* REQUIRED TASK
Copy out every line of the material below, word for word and in the same order.

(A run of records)
********

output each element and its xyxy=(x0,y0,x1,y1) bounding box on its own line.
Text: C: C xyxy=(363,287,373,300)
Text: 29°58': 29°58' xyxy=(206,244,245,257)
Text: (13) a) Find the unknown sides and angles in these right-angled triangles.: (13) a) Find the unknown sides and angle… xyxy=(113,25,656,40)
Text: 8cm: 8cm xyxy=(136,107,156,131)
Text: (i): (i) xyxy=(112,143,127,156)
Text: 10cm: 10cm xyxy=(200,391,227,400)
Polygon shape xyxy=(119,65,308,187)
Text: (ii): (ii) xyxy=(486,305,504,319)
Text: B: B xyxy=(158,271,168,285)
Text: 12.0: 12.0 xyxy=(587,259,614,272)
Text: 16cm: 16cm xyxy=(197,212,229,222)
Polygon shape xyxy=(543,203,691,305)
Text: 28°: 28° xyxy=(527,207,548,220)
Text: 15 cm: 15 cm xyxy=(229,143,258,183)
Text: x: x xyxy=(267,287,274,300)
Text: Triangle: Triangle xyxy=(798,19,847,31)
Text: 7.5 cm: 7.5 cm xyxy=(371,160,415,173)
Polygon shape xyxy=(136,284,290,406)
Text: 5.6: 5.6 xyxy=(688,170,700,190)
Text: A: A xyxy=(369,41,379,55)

********

* FULL SOLUTION
output each element and its xyxy=(x0,y0,x1,y1) bounding box on its own line.
Text: C: C xyxy=(363,287,373,300)
Text: 29°58': 29°58' xyxy=(206,244,245,257)
Text: (13) a) Find the unknown sides and angles in these right-angled triangles.: (13) a) Find the unknown sides and angle… xyxy=(113,25,656,40)
Text: 8cm: 8cm xyxy=(136,107,156,131)
Text: (i): (i) xyxy=(112,143,127,156)
Text: 10cm: 10cm xyxy=(200,391,227,400)
Polygon shape xyxy=(119,65,308,187)
Text: (ii): (ii) xyxy=(486,305,504,319)
Text: B: B xyxy=(158,271,168,285)
Text: 12.0: 12.0 xyxy=(587,259,614,272)
Text: 16cm: 16cm xyxy=(197,212,229,222)
Polygon shape xyxy=(543,203,691,305)
Text: 28°: 28° xyxy=(527,207,548,220)
Text: 15 cm: 15 cm xyxy=(229,143,258,183)
Text: x: x xyxy=(267,287,274,300)
Text: Triangle: Triangle xyxy=(798,19,847,31)
Text: 7.5 cm: 7.5 cm xyxy=(371,160,415,173)
Polygon shape xyxy=(136,284,290,406)
Text: 5.6: 5.6 xyxy=(688,170,700,190)
Text: A: A xyxy=(369,41,379,55)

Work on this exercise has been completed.